_EXERCISE DETAILS_
Return the material exactly as supplied, apart from the pictures, which are omitted.

_GIVEN INFORMATION_
◆ ◆ ◆

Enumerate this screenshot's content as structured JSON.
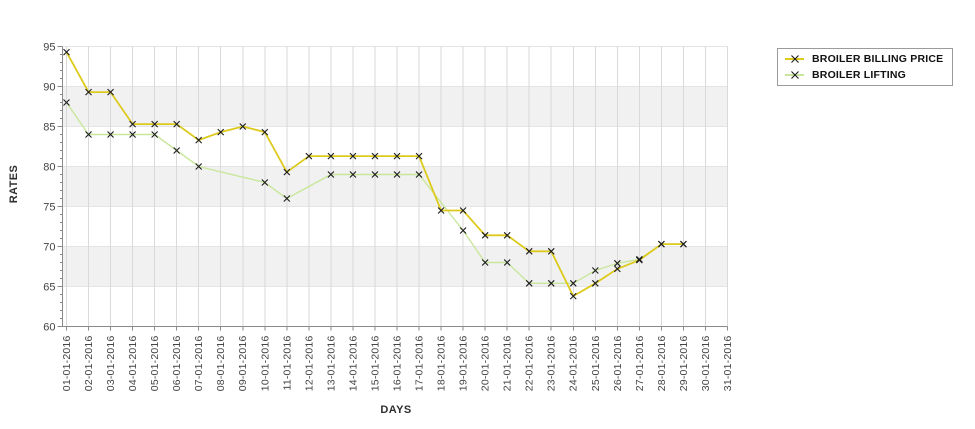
{
  "chart_data": {
    "type": "line",
    "title": "",
    "xlabel": "DAYS",
    "ylabel": "RATES",
    "ylim": [
      60,
      95
    ],
    "ytick_step": 5,
    "grid": true,
    "legend_position": "top-right",
    "categories": [
      "01-01-2016",
      "02-01-2016",
      "03-01-2016",
      "04-01-2016",
      "05-01-2016",
      "06-01-2016",
      "07-01-2016",
      "08-01-2016",
      "09-01-2016",
      "10-01-2016",
      "11-01-2016",
      "12-01-2016",
      "13-01-2016",
      "14-01-2016",
      "15-01-2016",
      "16-01-2016",
      "17-01-2016",
      "18-01-2016",
      "19-01-2016",
      "20-01-2016",
      "21-01-2016",
      "22-01-2016",
      "23-01-2016",
      "24-01-2016",
      "25-01-2016",
      "26-01-2016",
      "27-01-2016",
      "28-01-2016",
      "29-01-2016",
      "30-01-2016",
      "31-01-2016"
    ],
    "series": [
      {
        "name": "BROILER BILLING PRICE",
        "color": "#ddca1d",
        "marker": "x",
        "line_width": 1.8,
        "values": [
          94.3,
          89.3,
          89.3,
          85.3,
          85.3,
          85.3,
          83.3,
          84.3,
          85.0,
          84.3,
          79.3,
          81.3,
          81.3,
          81.3,
          81.3,
          81.3,
          81.3,
          74.5,
          74.5,
          71.4,
          71.4,
          69.4,
          69.4,
          63.8,
          65.4,
          67.2,
          68.3,
          70.3,
          70.3,
          null,
          null
        ]
      },
      {
        "name": "BROILER LIFTING",
        "color": "#c9e79c",
        "marker": "x",
        "line_width": 1.4,
        "values": [
          88.0,
          84.0,
          84.0,
          84.0,
          84.0,
          82.0,
          80.0,
          null,
          null,
          78.0,
          76.0,
          null,
          79.0,
          79.0,
          79.0,
          79.0,
          79.0,
          null,
          72.0,
          68.0,
          68.0,
          65.4,
          65.4,
          65.4,
          67.0,
          67.9,
          68.4,
          70.3,
          70.3,
          null,
          null
        ]
      }
    ],
    "style": {
      "band_fill": "#f1f1f1",
      "grid_vertical": "#d9d9d9",
      "grid_horizontal": "#e4e4e4",
      "axis": "#8a8a8a",
      "tick": "#8a8a8a",
      "marker_color": "#1b1b1b",
      "tick_label_color": "#444444",
      "background": "#ffffff"
    }
  }
}
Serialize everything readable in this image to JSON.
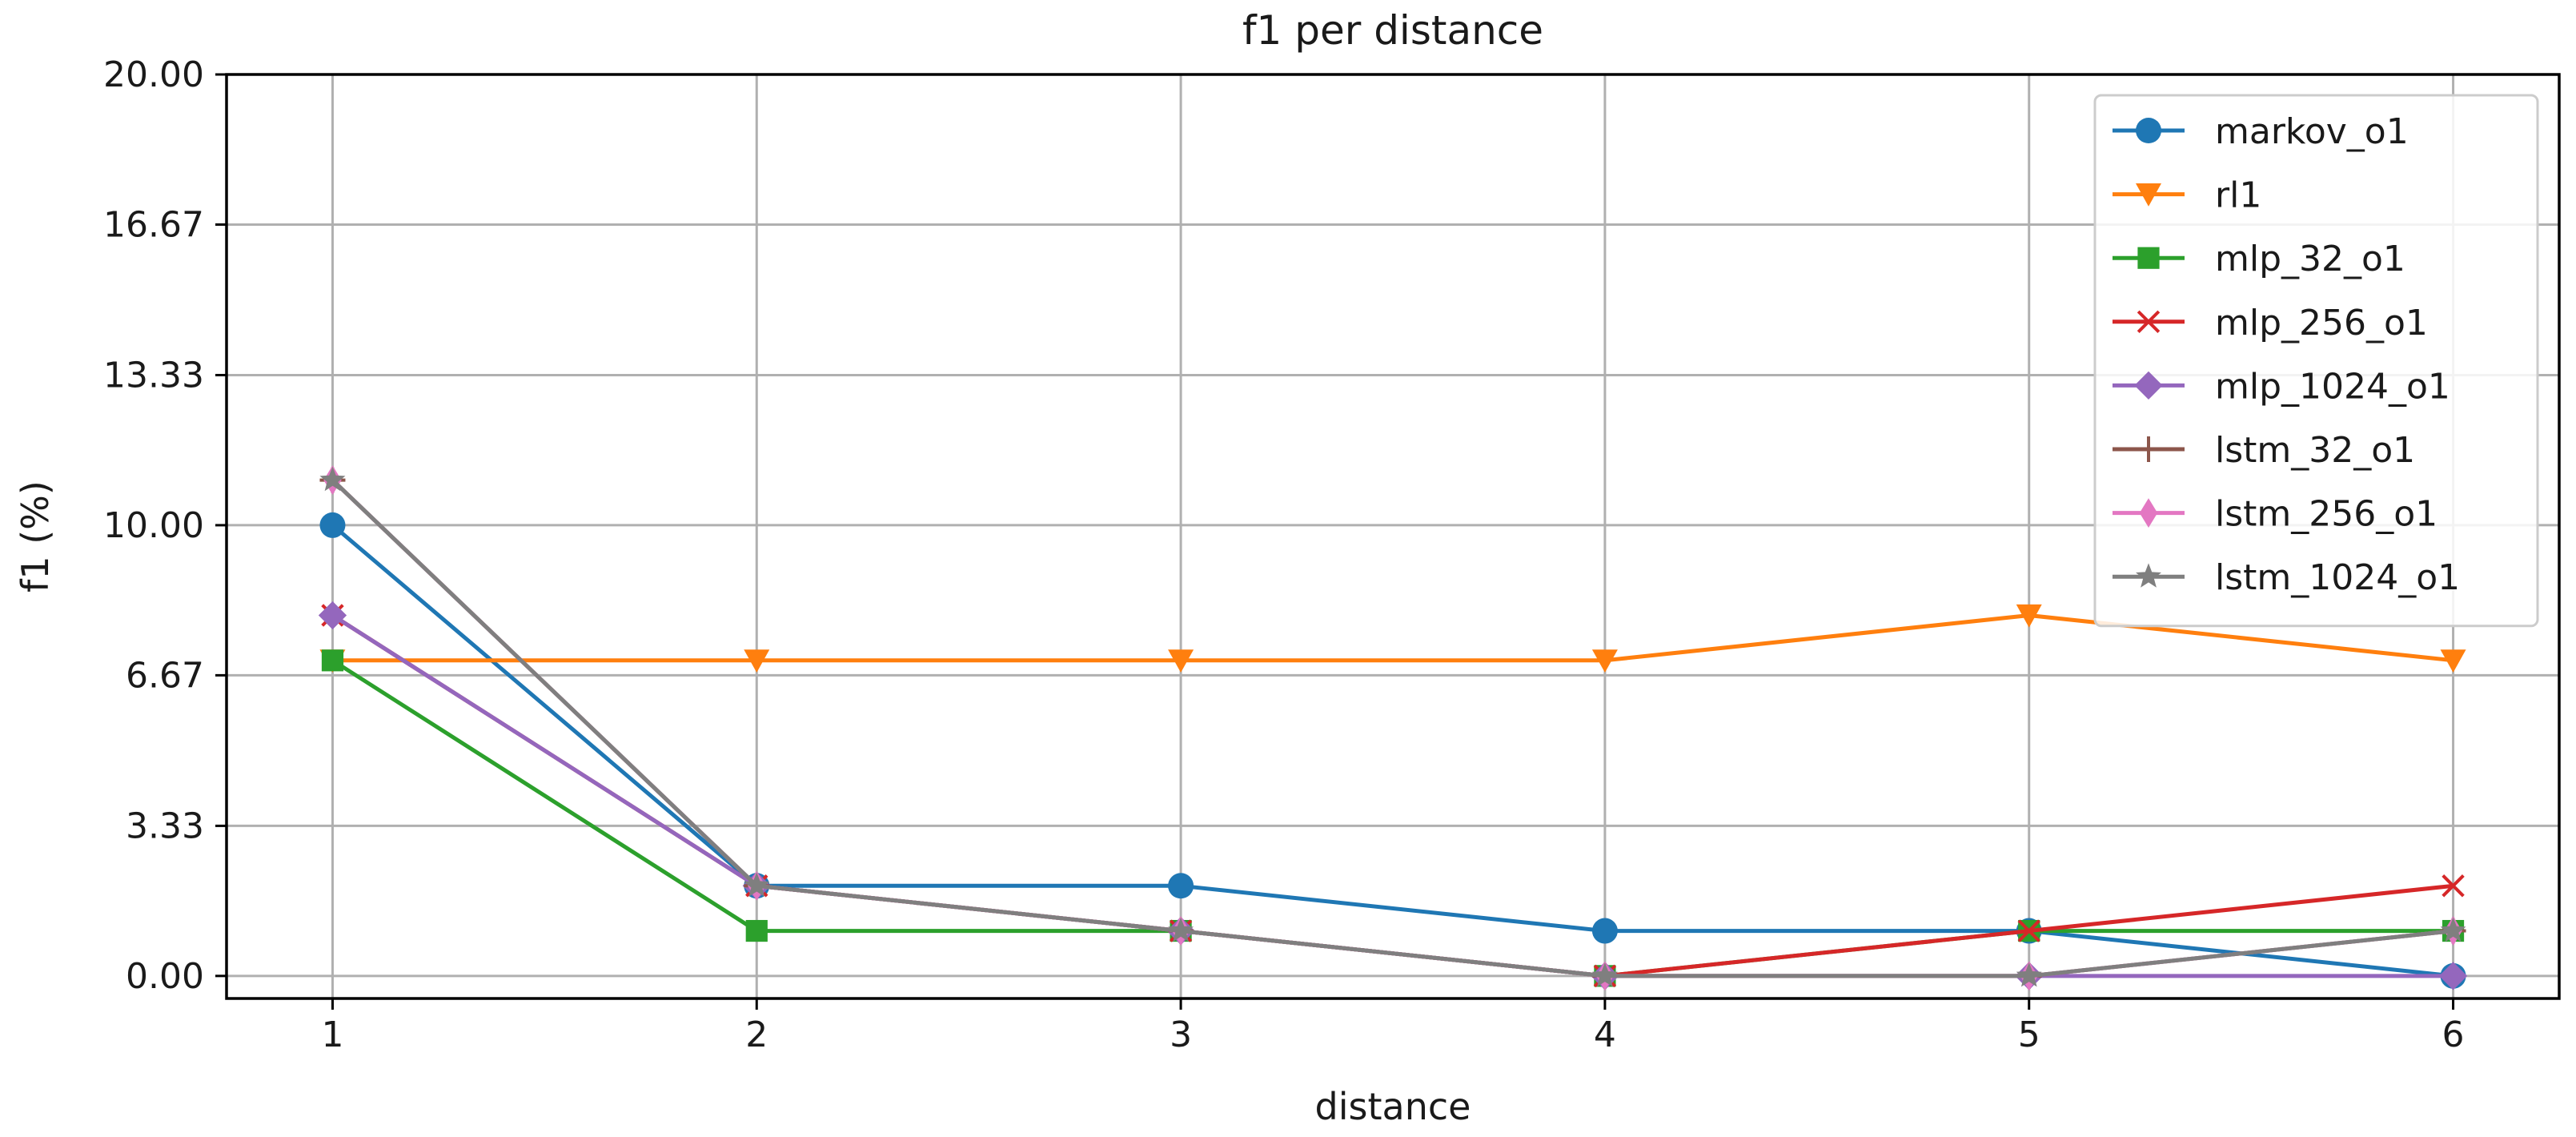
{
  "chart_data": {
    "type": "line",
    "title": "f1 per distance",
    "xlabel": "distance",
    "ylabel": "f1 (%)",
    "x": [
      1,
      2,
      3,
      4,
      5,
      6
    ],
    "xticks": [
      "1",
      "2",
      "3",
      "4",
      "5",
      "6"
    ],
    "xlim": [
      0.75,
      6.25
    ],
    "yticks": [
      "0.00",
      "3.33",
      "6.67",
      "10.00",
      "13.33",
      "16.67",
      "20.00"
    ],
    "ylim": [
      -0.5,
      20
    ],
    "grid": true,
    "legend_position": "top-right",
    "series": [
      {
        "name": "markov_o1",
        "color": "#1f77b4",
        "marker": "circle",
        "values": [
          10.0,
          2.0,
          2.0,
          1.0,
          1.0,
          0.0
        ]
      },
      {
        "name": "rl1",
        "color": "#ff7f0e",
        "marker": "triangle-down",
        "values": [
          7.0,
          7.0,
          7.0,
          7.0,
          8.0,
          7.0
        ]
      },
      {
        "name": "mlp_32_o1",
        "color": "#2ca02c",
        "marker": "square",
        "values": [
          7.0,
          1.0,
          1.0,
          0.0,
          1.0,
          1.0
        ]
      },
      {
        "name": "mlp_256_o1",
        "color": "#d62728",
        "marker": "x",
        "values": [
          8.0,
          2.0,
          1.0,
          0.0,
          1.0,
          2.0
        ]
      },
      {
        "name": "mlp_1024_o1",
        "color": "#9467bd",
        "marker": "diamond",
        "values": [
          8.0,
          2.0,
          1.0,
          0.0,
          0.0,
          0.0
        ]
      },
      {
        "name": "lstm_32_o1",
        "color": "#8c564b",
        "marker": "plus",
        "values": [
          11.0,
          2.0,
          1.0,
          0.0,
          0.0,
          1.0
        ]
      },
      {
        "name": "lstm_256_o1",
        "color": "#e377c2",
        "marker": "thin-diamond",
        "values": [
          11.0,
          2.0,
          1.0,
          0.0,
          0.0,
          1.0
        ]
      },
      {
        "name": "lstm_1024_o1",
        "color": "#7f7f7f",
        "marker": "star",
        "values": [
          11.0,
          2.0,
          1.0,
          0.0,
          0.0,
          1.0
        ]
      }
    ]
  }
}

◆ ◆ ◆

_SOLUTION TO THE PROBLEM_
Enumerate this screenshot's content as structured JSON.
{
  "chart_data": {
    "type": "line",
    "title": "",
    "xlabel": "DAYS",
    "ylabel": "RATES",
    "ylim": [
      60,
      95
    ],
    "ytick_step": 5,
    "grid": true,
    "legend_position": "top-right",
    "categories": [
      "01-01-2016",
      "02-01-2016",
      "03-01-2016",
      "04-01-2016",
      "05-01-2016",
      "06-01-2016",
      "07-01-2016",
      "08-01-2016",
      "09-01-2016",
      "10-01-2016",
      "11-01-2016",
      "12-01-2016",
      "13-01-2016",
      "14-01-2016",
      "15-01-2016",
      "16-01-2016",
      "17-01-2016",
      "18-01-2016",
      "19-01-2016",
      "20-01-2016",
      "21-01-2016",
      "22-01-2016",
      "23-01-2016",
      "24-01-2016",
      "25-01-2016",
      "26-01-2016",
      "27-01-2016",
      "28-01-2016",
      "29-01-2016",
      "30-01-2016",
      "31-01-2016"
    ],
    "series": [
      {
        "name": "BROILER BILLING PRICE",
        "color": "#ddca1d",
        "marker": "x",
        "line_width": 1.8,
        "values": [
          94.3,
          89.3,
          89.3,
          85.3,
          85.3,
          85.3,
          83.3,
          84.3,
          85.0,
          84.3,
          79.3,
          81.3,
          81.3,
          81.3,
          81.3,
          81.3,
          81.3,
          74.5,
          74.5,
          71.4,
          71.4,
          69.4,
          69.4,
          63.8,
          65.4,
          67.2,
          68.3,
          70.3,
          70.3,
          null,
          null
        ]
      },
      {
        "name": "BROILER LIFTING",
        "color": "#c9e79c",
        "marker": "x",
        "line_width": 1.4,
        "values": [
          88.0,
          84.0,
          84.0,
          84.0,
          84.0,
          82.0,
          80.0,
          null,
          null,
          78.0,
          76.0,
          null,
          79.0,
          79.0,
          79.0,
          79.0,
          79.0,
          null,
          72.0,
          68.0,
          68.0,
          65.4,
          65.4,
          65.4,
          67.0,
          67.9,
          68.4,
          70.3,
          70.3,
          null,
          null
        ]
      }
    ],
    "style": {
      "band_fill": "#f1f1f1",
      "grid_vertical": "#d9d9d9",
      "grid_horizontal": "#e4e4e4",
      "axis": "#8a8a8a",
      "tick": "#8a8a8a",
      "marker_color": "#1b1b1b",
      "tick_label_color": "#444444",
      "background": "#ffffff"
    }
  }
}
Serialize everything readable in this image to JSON.
{
  "chart_data": {
    "type": "line",
    "title": "f1 per distance",
    "xlabel": "distance",
    "ylabel": "f1 (%)",
    "x": [
      1,
      2,
      3,
      4,
      5,
      6
    ],
    "xticks": [
      "1",
      "2",
      "3",
      "4",
      "5",
      "6"
    ],
    "xlim": [
      0.75,
      6.25
    ],
    "yticks": [
      "0.00",
      "3.33",
      "6.67",
      "10.00",
      "13.33",
      "16.67",
      "20.00"
    ],
    "ylim": [
      -0.5,
      20
    ],
    "grid": true,
    "legend_position": "top-right",
    "series": [
      {
        "name": "markov_o1",
        "color": "#1f77b4",
        "marker": "circle",
        "values": [
          10.0,
          2.0,
          2.0,
          1.0,
          1.0,
          0.0
        ]
      },
      {
        "name": "rl1",
        "color": "#ff7f0e",
        "marker": "triangle-down",
        "values": [
          7.0,
          7.0,
          7.0,
          7.0,
          8.0,
          7.0
        ]
      },
      {
        "name": "mlp_32_o1",
        "color": "#2ca02c",
        "marker": "square",
        "values": [
          7.0,
          1.0,
          1.0,
          0.0,
          1.0,
          1.0
        ]
      },
      {
        "name": "mlp_256_o1",
        "color": "#d62728",
        "marker": "x",
        "values": [
          8.0,
          2.0,
          1.0,
          0.0,
          1.0,
          2.0
        ]
      },
      {
        "name": "mlp_1024_o1",
        "color": "#9467bd",
        "marker": "diamond",
        "values": [
          8.0,
          2.0,
          1.0,
          0.0,
          0.0,
          0.0
        ]
      },
      {
        "name": "lstm_32_o1",
        "color": "#8c564b",
        "marker": "plus",
        "values": [
          11.0,
          2.0,
          1.0,
          0.0,
          0.0,
          1.0
        ]
      },
      {
        "name": "lstm_256_o1",
        "color": "#e377c2",
        "marker": "thin-diamond",
        "values": [
          11.0,
          2.0,
          1.0,
          0.0,
          0.0,
          1.0
        ]
      },
      {
        "name": "lstm_1024_o1",
        "color": "#7f7f7f",
        "marker": "star",
        "values": [
          11.0,
          2.0,
          1.0,
          0.0,
          0.0,
          1.0
        ]
      }
    ]
  }
}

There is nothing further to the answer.